- GIVEN PASSAGE:
——————
Ask HN: Introductory reading on philosophy of mathematics/formal logic?
Hey all,
I'm an undergraduate studying mathematics and computer science, and I've recently taken an interest in formal logic and the philosophy of mathematics. Previous courses have exposed me to beautiful ideas like Russell's paradox, Gödel's incompleteness theorem, and the Curry-Howard-Lambek correspondance.
I'm currently slogging through the final chapters of Hofstader's Gödel, Escher, Bach. What are some good next choices if I am interestred in diving deeper into the philosophy of mathematics?
——————
- PROVIDED RECORDS:
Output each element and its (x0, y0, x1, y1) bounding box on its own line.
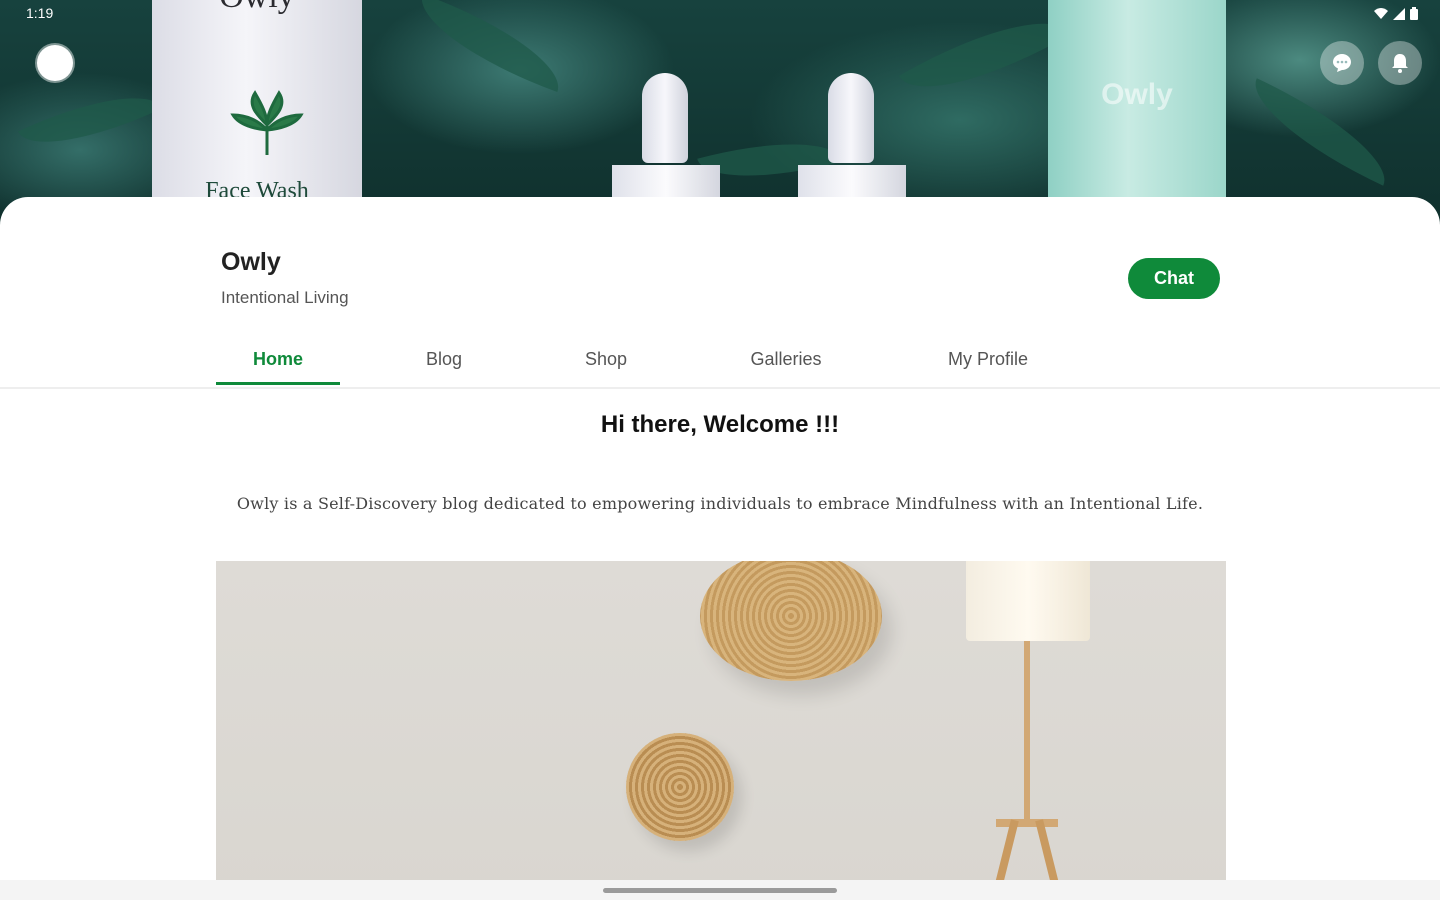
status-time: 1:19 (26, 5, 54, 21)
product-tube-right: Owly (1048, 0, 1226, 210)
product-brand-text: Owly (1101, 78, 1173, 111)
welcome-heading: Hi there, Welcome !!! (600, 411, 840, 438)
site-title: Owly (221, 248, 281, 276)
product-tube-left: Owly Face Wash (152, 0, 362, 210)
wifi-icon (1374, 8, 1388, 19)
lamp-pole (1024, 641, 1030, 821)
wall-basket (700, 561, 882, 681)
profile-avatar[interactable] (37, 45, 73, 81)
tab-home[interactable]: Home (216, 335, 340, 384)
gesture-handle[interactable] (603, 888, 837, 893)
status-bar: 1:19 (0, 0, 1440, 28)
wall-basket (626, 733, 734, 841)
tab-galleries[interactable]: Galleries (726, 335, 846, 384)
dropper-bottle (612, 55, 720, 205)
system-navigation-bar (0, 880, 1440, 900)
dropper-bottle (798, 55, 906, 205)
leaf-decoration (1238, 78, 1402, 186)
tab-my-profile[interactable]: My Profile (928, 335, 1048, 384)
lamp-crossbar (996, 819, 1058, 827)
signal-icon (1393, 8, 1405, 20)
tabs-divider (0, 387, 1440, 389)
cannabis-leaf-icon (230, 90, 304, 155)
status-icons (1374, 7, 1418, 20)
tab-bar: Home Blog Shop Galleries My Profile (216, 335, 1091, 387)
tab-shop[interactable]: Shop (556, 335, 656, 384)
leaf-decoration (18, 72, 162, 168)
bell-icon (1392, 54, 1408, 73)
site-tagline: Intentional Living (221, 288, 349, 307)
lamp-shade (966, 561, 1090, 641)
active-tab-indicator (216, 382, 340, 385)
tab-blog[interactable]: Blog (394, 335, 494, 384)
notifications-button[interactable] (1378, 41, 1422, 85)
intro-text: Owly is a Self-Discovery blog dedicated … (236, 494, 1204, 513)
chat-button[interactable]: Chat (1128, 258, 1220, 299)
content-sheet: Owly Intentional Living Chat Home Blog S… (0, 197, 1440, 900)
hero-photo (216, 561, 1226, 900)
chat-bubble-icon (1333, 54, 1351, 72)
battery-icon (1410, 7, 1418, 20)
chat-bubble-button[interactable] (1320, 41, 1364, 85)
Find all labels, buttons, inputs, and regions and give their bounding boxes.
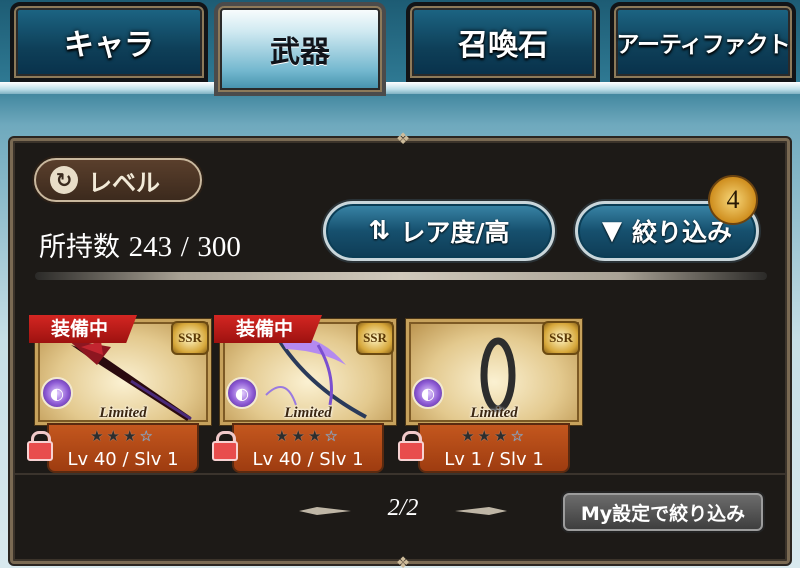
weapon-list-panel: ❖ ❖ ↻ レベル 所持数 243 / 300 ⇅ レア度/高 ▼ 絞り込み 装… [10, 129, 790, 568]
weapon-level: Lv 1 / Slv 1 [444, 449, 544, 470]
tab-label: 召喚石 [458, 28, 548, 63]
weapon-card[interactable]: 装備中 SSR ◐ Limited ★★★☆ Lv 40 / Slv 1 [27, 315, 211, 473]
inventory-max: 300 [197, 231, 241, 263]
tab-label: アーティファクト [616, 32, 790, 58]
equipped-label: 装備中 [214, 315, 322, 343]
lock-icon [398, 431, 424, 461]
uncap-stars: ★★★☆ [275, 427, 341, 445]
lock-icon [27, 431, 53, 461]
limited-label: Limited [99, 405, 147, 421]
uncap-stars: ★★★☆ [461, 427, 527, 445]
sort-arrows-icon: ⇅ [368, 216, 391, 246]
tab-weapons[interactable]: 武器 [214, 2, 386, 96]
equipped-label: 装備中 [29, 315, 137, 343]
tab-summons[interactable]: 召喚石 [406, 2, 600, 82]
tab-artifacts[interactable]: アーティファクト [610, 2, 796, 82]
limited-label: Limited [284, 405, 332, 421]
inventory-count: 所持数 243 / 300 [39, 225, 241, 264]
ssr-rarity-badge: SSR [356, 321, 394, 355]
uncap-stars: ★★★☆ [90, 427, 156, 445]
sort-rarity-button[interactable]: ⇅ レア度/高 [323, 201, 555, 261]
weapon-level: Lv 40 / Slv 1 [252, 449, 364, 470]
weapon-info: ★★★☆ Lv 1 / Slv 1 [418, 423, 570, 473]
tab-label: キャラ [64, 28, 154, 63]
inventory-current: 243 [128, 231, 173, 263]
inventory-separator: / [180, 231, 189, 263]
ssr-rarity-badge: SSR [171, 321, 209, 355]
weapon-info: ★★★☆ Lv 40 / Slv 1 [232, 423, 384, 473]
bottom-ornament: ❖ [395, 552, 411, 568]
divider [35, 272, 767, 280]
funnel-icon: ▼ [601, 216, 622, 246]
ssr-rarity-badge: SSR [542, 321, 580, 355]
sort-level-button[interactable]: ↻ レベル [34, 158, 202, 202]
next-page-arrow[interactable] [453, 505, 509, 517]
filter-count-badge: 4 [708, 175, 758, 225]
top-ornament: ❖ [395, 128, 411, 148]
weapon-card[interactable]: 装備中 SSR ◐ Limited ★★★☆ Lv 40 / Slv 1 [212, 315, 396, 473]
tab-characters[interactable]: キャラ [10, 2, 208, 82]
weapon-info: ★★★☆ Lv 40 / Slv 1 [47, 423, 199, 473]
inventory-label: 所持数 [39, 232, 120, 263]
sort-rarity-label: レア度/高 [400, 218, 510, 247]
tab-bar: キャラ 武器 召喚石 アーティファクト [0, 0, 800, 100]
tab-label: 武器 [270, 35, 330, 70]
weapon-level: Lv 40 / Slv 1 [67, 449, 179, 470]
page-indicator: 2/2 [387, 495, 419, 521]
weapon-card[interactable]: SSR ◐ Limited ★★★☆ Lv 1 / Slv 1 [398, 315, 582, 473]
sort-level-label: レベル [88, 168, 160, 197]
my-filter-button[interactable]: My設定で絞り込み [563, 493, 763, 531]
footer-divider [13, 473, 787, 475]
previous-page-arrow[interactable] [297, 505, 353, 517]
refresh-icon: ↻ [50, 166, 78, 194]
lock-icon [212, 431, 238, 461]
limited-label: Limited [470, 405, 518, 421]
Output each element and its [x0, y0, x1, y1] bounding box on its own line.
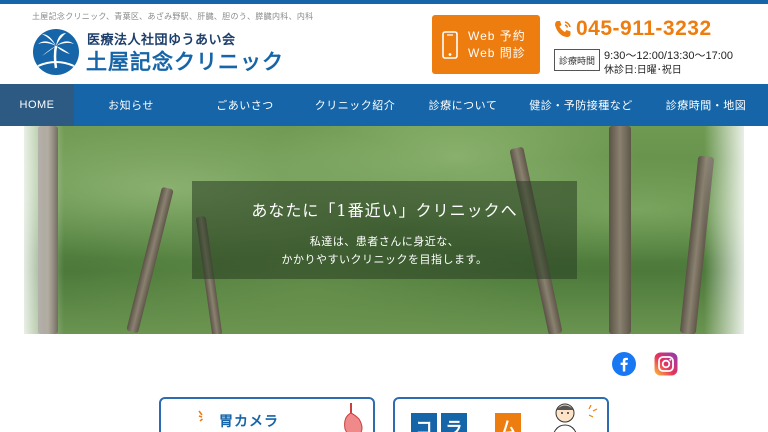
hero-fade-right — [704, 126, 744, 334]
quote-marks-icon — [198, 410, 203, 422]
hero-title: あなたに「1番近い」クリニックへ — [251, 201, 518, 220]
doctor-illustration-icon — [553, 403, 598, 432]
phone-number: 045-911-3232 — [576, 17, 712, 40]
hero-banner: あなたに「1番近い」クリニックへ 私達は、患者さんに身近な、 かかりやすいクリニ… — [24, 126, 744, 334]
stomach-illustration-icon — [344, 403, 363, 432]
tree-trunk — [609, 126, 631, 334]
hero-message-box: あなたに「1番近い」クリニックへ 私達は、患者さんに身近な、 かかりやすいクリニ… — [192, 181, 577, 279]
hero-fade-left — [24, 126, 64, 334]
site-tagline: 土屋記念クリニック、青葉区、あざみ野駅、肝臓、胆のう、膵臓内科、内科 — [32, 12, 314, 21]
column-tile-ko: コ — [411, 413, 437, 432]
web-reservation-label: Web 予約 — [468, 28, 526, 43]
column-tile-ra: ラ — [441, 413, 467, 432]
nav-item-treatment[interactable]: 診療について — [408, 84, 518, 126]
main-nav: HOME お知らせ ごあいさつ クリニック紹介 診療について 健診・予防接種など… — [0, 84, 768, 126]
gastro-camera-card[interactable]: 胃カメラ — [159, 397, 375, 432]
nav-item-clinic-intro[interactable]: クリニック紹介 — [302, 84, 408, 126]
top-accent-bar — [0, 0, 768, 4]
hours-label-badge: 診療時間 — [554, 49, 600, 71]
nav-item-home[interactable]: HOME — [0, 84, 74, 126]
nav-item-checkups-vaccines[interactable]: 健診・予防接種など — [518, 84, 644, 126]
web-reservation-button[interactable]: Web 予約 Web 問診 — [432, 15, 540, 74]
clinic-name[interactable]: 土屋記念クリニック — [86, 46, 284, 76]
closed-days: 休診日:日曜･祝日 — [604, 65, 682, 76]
——————
- GIVEN INSTRUCTION 1: Print the Ask HN post from "Ask HN: Introductory" to "the Curry-Howard-Lambek correspondance.", copying every word and mark unchanged.
- GIVEN INSTRUCTION 2: Continue the Ask HN post about reading on the philosophy of mathematics, starting right after its final sentence.

- EXERCISE RESULT 1:
Ask HN: Introductory reading on philosophy of mathematics/formal logic?
Hey all,
I'm an undergraduate studying mathematics and computer science, and I've recently taken an interest in formal logic and the philosophy of mathematics. Previous courses have exposed me to beautiful ideas like Russell's paradox, Gödel's incompleteness theorem, and the Curry-Howard-Lambek correspondance.

- EXERCISE RESULT 2:
Thanks! There's the classic "Believing the Axioms" by Penelope Maddy [0] [1], the excellent study guide "Teach Yourself Logic" [2], plenty of great articles on the Stanford Encyclopedia of Philosophy (e.g. [3] or [4]), Dana Scott's "Lambda Calculus: Some Models, Some Philosophy" [5], and too many other interesting rabbit holes to count (i.e. resolution, unification, cut elimination, nonstandard models of arithmetic...) [0] https://www.cs.umd.edu/~gasarch/BLOGPAPERS/belaxioms1.pdf
[1] https://www.cs.umd.edu/~gasarch/BLOGPAPERS/belaxioms2.pdf
[2] https://www.logicmatters.net/tyl/
[3] https://plato.stanford.edu/entries/settheory-alternative/
[4] https://plato.stanford.edu/entries/platonism-mathematics/
[5] https://lawrencecpaulson.github.io/papers/Scott-Models.pdf I like Quine's Methods of Logic (Fourth Edition).